_SHORT TASK_
Take every line from the listing below that includes "color" and copy it.

### DATA TO PROCESS ###

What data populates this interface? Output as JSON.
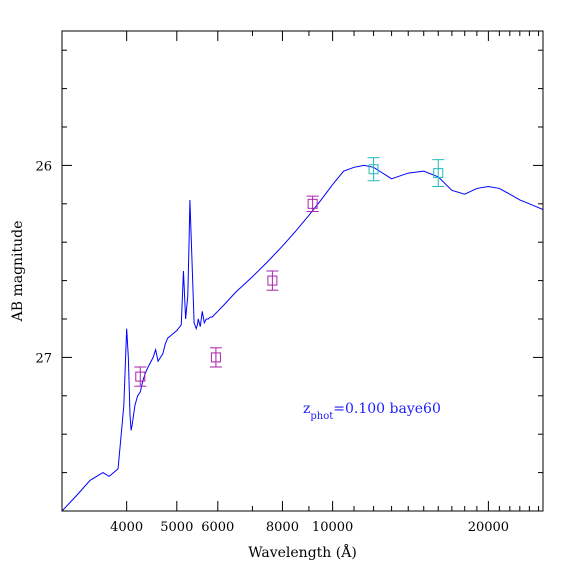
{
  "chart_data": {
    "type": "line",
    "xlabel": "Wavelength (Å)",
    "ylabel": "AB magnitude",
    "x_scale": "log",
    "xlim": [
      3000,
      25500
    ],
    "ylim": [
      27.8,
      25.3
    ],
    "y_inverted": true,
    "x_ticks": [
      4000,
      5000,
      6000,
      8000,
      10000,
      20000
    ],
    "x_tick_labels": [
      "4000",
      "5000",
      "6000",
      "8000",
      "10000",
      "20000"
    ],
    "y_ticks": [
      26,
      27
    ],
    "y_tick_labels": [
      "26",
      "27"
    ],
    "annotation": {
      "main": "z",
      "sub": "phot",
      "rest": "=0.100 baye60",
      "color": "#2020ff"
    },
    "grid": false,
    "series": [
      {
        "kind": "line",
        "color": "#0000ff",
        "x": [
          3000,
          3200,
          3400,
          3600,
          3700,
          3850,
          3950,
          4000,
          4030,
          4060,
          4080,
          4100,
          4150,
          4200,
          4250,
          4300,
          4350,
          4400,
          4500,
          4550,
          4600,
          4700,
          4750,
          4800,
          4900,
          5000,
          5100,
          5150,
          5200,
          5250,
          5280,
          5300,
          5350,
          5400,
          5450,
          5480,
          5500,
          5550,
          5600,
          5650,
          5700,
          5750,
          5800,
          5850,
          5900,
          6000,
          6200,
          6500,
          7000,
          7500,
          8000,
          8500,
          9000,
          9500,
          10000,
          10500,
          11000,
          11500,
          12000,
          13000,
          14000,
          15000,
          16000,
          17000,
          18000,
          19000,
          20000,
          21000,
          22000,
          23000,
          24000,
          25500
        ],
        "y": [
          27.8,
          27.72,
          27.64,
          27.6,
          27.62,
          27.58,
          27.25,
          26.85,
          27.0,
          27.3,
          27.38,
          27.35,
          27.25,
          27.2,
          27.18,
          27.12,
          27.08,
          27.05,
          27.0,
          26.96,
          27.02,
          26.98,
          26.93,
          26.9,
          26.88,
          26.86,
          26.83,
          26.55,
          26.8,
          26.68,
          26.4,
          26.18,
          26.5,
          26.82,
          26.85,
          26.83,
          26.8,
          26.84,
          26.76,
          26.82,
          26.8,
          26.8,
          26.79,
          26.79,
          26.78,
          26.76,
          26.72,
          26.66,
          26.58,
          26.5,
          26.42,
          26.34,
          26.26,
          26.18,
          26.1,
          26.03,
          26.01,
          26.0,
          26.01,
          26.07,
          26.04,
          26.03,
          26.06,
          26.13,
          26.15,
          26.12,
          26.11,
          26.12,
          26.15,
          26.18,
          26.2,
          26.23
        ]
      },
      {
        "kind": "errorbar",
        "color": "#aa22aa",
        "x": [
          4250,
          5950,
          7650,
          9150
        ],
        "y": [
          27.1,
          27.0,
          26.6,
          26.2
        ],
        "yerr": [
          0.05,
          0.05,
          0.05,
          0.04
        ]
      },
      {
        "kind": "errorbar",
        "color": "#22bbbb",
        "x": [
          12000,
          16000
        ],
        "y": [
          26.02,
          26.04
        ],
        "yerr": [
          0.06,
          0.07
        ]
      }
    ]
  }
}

###

_RESPONSE TO THIS TASK_
      "color": "#2020ff"
        "color": "#0000ff",
        "color": "#aa22aa",
        "color": "#22bbbb",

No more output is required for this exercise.